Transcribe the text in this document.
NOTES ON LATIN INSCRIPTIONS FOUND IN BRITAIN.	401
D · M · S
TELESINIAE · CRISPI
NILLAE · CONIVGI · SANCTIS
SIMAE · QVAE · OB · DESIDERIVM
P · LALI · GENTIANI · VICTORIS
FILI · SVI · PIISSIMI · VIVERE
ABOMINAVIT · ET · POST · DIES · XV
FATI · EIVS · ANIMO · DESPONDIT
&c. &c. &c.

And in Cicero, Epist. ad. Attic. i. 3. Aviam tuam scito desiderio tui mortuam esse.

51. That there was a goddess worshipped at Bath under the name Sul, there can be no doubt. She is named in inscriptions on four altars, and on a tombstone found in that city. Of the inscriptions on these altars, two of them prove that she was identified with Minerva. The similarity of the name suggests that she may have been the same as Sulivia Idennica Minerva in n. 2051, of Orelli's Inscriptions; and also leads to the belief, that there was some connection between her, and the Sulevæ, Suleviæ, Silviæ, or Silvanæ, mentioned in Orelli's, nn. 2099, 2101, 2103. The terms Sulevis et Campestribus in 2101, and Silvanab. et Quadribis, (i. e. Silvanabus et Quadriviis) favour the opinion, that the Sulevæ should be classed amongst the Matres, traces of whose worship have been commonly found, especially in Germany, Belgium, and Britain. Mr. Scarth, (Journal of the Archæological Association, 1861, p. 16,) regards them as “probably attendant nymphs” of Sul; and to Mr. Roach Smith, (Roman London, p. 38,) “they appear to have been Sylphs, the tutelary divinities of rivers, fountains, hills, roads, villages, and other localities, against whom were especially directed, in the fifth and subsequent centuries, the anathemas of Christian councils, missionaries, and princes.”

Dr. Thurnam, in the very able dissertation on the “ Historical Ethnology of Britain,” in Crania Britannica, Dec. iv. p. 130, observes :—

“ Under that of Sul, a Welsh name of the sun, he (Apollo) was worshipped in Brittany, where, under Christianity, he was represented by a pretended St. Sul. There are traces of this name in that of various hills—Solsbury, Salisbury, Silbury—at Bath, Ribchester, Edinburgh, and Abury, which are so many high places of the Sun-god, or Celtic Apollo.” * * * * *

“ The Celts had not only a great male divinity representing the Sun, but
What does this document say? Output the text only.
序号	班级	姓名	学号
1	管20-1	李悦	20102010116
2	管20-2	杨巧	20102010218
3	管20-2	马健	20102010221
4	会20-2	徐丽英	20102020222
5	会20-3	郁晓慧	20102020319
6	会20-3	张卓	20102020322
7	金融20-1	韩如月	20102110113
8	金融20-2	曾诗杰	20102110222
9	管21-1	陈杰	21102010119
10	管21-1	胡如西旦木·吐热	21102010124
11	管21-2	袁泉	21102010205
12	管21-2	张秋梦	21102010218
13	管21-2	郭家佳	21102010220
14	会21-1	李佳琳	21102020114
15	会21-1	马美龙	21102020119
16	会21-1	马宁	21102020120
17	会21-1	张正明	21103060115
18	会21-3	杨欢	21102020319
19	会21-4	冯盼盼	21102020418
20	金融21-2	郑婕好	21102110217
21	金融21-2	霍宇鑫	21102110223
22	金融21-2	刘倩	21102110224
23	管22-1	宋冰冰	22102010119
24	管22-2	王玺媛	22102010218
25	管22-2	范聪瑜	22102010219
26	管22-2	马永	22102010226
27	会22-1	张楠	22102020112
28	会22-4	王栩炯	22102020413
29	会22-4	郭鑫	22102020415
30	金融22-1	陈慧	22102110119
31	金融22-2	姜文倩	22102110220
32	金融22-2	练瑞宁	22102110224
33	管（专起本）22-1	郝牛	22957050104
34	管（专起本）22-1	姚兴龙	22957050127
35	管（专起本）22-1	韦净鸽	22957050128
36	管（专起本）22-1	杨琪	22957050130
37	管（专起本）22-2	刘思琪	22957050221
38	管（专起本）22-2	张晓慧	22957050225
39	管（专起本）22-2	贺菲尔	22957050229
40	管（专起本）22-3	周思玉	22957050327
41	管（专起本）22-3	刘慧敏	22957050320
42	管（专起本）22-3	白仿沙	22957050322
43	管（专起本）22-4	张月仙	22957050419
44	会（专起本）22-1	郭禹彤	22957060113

==================================================

#### [Aim of the exercise]
Each line that holds the word "hills" is to be copied.

#### [Response to this exercise]
51. That there was a goddess worshipped at Bath under the name Sul, there can be no doubt. She is named in inscriptions on four altars, and on a tombstone found in that city. Of the inscriptions on these altars, two of them prove that she was identified with Minerva. The similarity of the name suggests that she may have been the same as Sulivia Idennica Minerva in n. 2051, of Orelli's Inscriptions; and also leads to the belief, that there was some connection between her, and the Sulevæ, Suleviæ, Silviæ, or Silvanæ, mentioned in Orelli's, nn. 2099, 2101, 2103. The terms Sulevis et Campestribus in 2101, and Silvanab. et Quadribis, (i. e. Silvanabus et Quadriviis) favour the opinion, that the Sulevæ should be classed amongst the Matres, traces of whose worship have been commonly found, especially in Germany, Belgium, and Britain. Mr. Scarth, (Journal of the Archæological Association, 1861, p. 16,) regards them as “probably attendant nymphs” of Sul; and to Mr. Roach Smith, (Roman London, p. 38,) “they appear to have been Sylphs, the tutelary divinities of rivers, fountains, hills, roads, villages, and other localities, against whom were especially directed, in the fifth and subsequent centuries, the anathemas of Christian councils, missionaries, and princes.”
“ Under that of Sul, a Welsh name of the sun, he (Apollo) was worshipped in Brittany, where, under Christianity, he was represented by a pretended St. Sul. There are traces of this name in that of various hills—Solsbury, Salisbury, Silbury—at Bath, Ribchester, Edinburgh, and Abury, which are so many high places of the Sun-god, or Celtic Apollo.” * * * * *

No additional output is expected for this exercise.